++++ Task material
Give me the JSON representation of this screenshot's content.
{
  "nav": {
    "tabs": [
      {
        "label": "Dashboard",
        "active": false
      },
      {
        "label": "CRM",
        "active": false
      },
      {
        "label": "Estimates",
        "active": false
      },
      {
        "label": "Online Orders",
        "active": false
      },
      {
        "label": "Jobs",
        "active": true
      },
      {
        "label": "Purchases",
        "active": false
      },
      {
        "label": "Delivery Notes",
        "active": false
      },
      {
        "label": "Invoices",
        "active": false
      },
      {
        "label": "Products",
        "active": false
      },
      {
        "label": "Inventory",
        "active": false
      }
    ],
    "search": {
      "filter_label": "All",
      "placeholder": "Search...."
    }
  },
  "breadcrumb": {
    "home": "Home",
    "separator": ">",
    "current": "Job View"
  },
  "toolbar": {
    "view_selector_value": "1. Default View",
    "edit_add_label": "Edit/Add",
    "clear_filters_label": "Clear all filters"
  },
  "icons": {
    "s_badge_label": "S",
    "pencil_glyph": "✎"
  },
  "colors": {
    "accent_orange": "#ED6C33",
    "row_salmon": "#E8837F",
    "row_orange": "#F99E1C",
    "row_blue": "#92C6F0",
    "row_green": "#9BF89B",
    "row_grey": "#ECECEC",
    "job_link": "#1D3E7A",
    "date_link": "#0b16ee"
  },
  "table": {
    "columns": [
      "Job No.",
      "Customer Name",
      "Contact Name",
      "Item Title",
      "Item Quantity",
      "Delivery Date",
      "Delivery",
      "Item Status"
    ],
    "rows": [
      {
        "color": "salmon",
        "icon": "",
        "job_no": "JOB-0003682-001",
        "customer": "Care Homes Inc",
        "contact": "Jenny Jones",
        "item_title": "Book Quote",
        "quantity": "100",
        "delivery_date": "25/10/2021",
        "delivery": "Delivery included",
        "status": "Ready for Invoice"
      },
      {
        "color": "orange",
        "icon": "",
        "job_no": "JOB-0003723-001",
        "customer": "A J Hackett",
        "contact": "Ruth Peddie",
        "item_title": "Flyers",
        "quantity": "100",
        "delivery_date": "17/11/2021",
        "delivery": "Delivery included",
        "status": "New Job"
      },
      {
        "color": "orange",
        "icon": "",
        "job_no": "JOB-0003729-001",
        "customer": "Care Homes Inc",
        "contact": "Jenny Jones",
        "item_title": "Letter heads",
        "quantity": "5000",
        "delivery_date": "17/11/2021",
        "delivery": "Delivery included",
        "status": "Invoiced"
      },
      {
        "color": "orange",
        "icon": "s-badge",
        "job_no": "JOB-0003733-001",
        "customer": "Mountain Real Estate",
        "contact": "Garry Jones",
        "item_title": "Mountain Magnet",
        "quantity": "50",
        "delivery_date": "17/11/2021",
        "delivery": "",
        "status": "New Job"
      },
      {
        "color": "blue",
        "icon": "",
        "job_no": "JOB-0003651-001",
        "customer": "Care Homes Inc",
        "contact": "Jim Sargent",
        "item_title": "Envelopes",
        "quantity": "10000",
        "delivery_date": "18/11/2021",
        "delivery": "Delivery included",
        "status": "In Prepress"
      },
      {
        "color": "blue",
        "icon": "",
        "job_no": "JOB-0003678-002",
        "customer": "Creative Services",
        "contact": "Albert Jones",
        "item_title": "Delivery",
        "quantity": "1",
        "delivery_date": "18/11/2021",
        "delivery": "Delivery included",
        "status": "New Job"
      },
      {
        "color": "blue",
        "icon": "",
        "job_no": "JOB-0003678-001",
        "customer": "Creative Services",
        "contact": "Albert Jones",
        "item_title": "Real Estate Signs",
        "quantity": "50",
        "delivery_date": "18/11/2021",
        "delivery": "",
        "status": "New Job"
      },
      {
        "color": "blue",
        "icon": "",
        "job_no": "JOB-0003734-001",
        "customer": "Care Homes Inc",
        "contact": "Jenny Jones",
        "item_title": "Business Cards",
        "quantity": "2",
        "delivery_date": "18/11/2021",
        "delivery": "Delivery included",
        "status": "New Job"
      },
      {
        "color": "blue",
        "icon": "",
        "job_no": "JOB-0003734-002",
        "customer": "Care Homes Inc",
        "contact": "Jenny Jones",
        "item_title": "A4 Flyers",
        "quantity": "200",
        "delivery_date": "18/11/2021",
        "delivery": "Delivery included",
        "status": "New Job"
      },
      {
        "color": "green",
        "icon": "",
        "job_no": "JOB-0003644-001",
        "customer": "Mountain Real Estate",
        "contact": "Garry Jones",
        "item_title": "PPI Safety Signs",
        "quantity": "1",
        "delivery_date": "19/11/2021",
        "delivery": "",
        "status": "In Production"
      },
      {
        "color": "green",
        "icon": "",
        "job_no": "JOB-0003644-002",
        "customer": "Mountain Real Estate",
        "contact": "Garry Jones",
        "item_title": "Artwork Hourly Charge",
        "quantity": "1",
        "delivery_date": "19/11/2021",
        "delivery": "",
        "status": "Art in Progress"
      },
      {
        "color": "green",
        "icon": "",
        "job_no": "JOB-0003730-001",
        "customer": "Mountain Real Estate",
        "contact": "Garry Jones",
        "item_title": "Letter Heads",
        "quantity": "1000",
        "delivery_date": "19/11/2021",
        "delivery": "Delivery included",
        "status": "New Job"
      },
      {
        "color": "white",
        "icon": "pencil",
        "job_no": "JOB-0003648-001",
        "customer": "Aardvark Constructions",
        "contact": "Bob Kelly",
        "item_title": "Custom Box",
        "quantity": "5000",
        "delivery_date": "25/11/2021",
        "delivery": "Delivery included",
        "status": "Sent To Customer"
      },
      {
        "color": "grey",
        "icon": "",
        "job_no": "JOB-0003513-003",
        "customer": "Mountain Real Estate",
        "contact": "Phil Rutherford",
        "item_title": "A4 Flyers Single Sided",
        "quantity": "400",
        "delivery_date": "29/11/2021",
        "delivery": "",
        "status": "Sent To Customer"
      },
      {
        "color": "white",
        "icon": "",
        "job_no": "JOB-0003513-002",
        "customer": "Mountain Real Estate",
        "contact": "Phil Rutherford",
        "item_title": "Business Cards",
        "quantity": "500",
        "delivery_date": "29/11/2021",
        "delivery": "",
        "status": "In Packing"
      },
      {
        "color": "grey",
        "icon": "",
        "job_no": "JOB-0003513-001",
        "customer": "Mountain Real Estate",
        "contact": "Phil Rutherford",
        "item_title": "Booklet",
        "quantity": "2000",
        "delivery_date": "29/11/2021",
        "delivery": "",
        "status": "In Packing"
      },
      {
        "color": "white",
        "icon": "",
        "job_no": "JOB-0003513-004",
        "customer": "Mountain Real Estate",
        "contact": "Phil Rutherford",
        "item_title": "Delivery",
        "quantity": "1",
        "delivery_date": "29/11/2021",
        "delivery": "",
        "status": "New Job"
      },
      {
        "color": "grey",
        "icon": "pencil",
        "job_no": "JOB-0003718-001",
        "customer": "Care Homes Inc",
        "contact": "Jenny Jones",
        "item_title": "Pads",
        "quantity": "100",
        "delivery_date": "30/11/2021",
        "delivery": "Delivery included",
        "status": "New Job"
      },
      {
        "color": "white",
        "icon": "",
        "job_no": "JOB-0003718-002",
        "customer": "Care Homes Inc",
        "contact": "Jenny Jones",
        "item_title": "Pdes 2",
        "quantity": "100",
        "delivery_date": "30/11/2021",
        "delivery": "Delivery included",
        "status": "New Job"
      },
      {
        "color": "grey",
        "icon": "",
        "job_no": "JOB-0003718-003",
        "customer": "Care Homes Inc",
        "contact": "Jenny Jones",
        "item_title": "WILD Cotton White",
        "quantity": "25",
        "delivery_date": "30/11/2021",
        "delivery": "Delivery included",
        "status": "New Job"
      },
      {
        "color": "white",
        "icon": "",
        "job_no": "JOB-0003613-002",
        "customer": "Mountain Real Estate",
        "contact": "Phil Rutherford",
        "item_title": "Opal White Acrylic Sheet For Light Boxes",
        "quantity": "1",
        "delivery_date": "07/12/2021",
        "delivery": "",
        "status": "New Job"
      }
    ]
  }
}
++++++++
Display every line of the listing that contains the string "Letter".

#### Final answer
        "item_title": "Letter heads",
        "item_title": "Letter Heads",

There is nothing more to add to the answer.